Provided records:

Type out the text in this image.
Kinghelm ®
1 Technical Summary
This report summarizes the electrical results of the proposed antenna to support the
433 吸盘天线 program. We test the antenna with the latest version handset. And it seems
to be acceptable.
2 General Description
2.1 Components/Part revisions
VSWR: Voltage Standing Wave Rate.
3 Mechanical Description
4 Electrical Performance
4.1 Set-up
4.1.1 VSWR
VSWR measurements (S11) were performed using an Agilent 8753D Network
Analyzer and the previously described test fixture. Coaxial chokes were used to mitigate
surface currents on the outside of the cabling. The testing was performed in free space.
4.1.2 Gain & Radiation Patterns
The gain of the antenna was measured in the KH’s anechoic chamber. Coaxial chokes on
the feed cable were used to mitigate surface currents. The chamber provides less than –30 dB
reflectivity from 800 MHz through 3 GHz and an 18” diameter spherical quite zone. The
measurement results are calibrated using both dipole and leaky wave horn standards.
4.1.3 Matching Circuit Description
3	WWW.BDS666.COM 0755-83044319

Exercise goal:
Using the listing above, please repeat every entry exactly.

Expected answer:
Type out the text in this image.
Kinghelm ®
1 Technical Summary
This report summarizes the electrical results of the proposed antenna to support the
433 吸盘天线 program. We test the antenna with the latest version handset. And it seems
to be acceptable.
2 General Description
2.1 Components/Part revisions
VSWR: Voltage Standing Wave Rate.
3 Mechanical Description
4 Electrical Performance
4.1 Set-up
4.1.1 VSWR
VSWR measurements (S11) were performed using an Agilent 8753D Network
Analyzer and the previously described test fixture. Coaxial chokes were used to mitigate
surface currents on the outside of the cabling. The testing was performed in free space.
4.1.2 Gain & Radiation Patterns
The gain of the antenna was measured in the KH’s anechoic chamber. Coaxial chokes on
the feed cable were used to mitigate surface currents. The chamber provides less than –30 dB
reflectivity from 800 MHz through 3 GHz and an 18” diameter spherical quite zone. The
measurement results are calibrated using both dipole and leaky wave horn standards.
4.1.3 Matching Circuit Description
3	WWW.BDS666.COM 0755-83044319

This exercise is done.